> **Task**
Drop the pictures, then extract the listing word for word.

☆ ☆ ☆

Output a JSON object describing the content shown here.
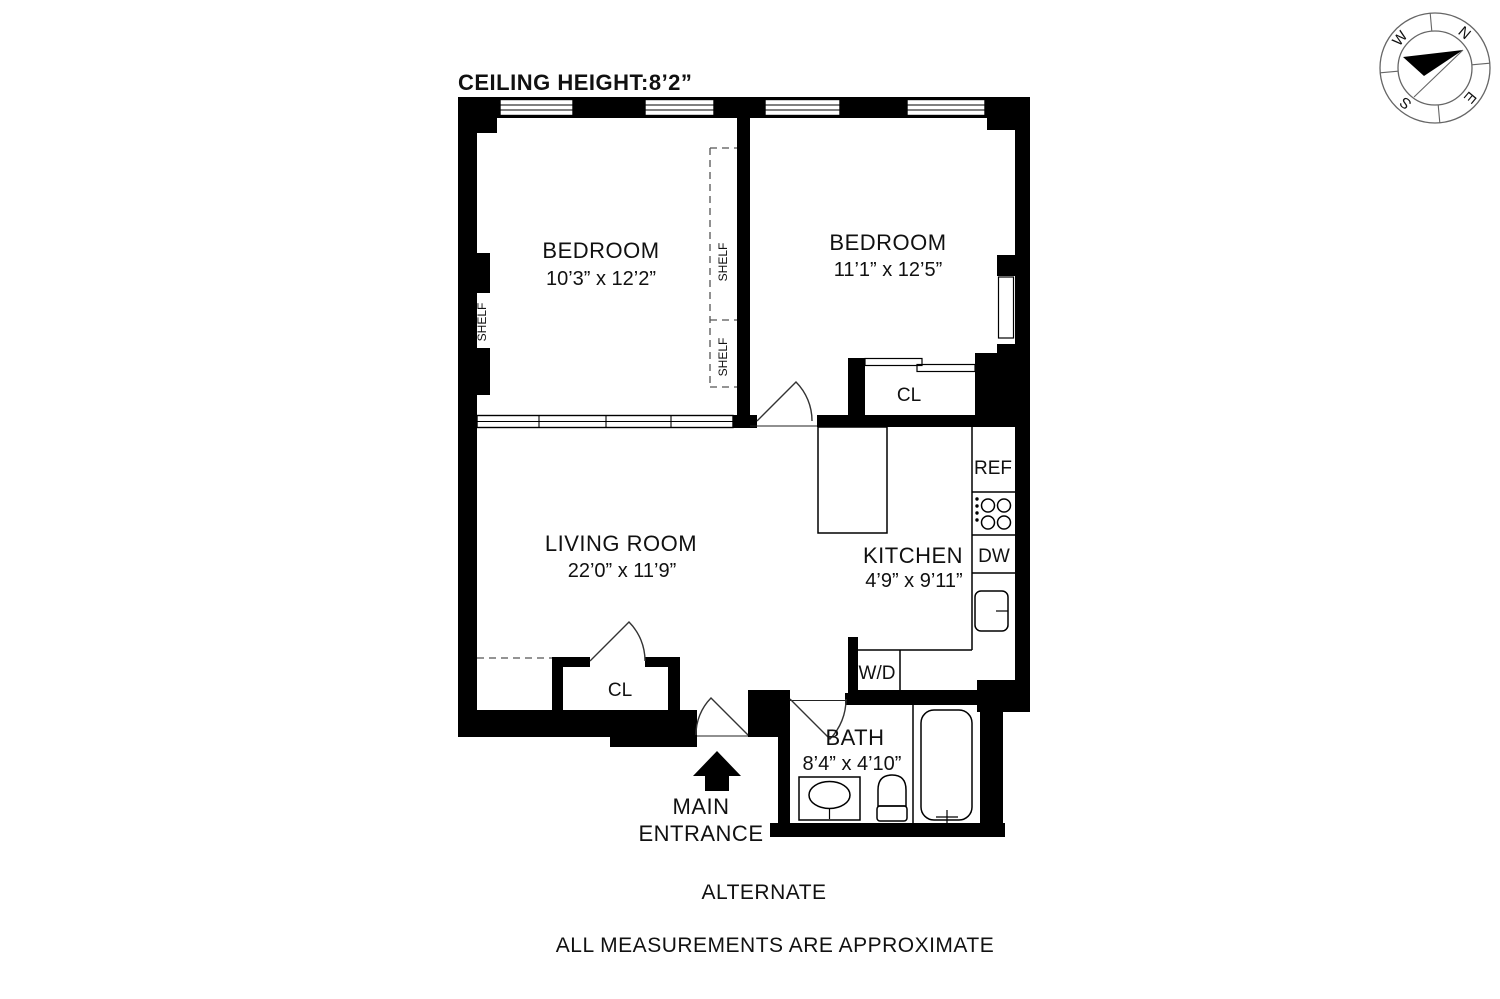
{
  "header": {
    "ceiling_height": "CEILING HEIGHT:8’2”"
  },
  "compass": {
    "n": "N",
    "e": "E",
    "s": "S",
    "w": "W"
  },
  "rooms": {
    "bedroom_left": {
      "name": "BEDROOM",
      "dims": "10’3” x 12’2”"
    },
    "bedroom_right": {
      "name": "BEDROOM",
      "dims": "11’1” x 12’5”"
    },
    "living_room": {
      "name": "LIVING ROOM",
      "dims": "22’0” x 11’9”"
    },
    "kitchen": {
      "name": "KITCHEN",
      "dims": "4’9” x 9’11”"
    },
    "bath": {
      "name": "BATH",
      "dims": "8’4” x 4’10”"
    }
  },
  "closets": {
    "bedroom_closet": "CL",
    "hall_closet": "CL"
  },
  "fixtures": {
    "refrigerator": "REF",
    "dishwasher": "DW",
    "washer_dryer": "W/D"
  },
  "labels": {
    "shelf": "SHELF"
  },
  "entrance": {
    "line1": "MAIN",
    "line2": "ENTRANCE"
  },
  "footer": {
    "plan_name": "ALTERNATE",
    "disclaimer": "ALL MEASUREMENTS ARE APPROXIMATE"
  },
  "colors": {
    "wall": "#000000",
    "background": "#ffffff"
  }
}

☆ ☆ ☆

> **Complete output**
Output a JSON object describing the content shown here.
{
  "header": {
    "ceiling_height": "CEILING HEIGHT:8’2”"
  },
  "compass": {
    "n": "N",
    "e": "E",
    "s": "S",
    "w": "W"
  },
  "rooms": {
    "bedroom_left": {
      "name": "BEDROOM",
      "dims": "10’3” x 12’2”"
    },
    "bedroom_right": {
      "name": "BEDROOM",
      "dims": "11’1” x 12’5”"
    },
    "living_room": {
      "name": "LIVING ROOM",
      "dims": "22’0” x 11’9”"
    },
    "kitchen": {
      "name": "KITCHEN",
      "dims": "4’9” x 9’11”"
    },
    "bath": {
      "name": "BATH",
      "dims": "8’4” x 4’10”"
    }
  },
  "closets": {
    "bedroom_closet": "CL",
    "hall_closet": "CL"
  },
  "fixtures": {
    "refrigerator": "REF",
    "dishwasher": "DW",
    "washer_dryer": "W/D"
  },
  "labels": {
    "shelf": "SHELF"
  },
  "entrance": {
    "line1": "MAIN",
    "line2": "ENTRANCE"
  },
  "footer": {
    "plan_name": "ALTERNATE",
    "disclaimer": "ALL MEASUREMENTS ARE APPROXIMATE"
  },
  "colors": {
    "wall": "#000000",
    "background": "#ffffff"
  }
}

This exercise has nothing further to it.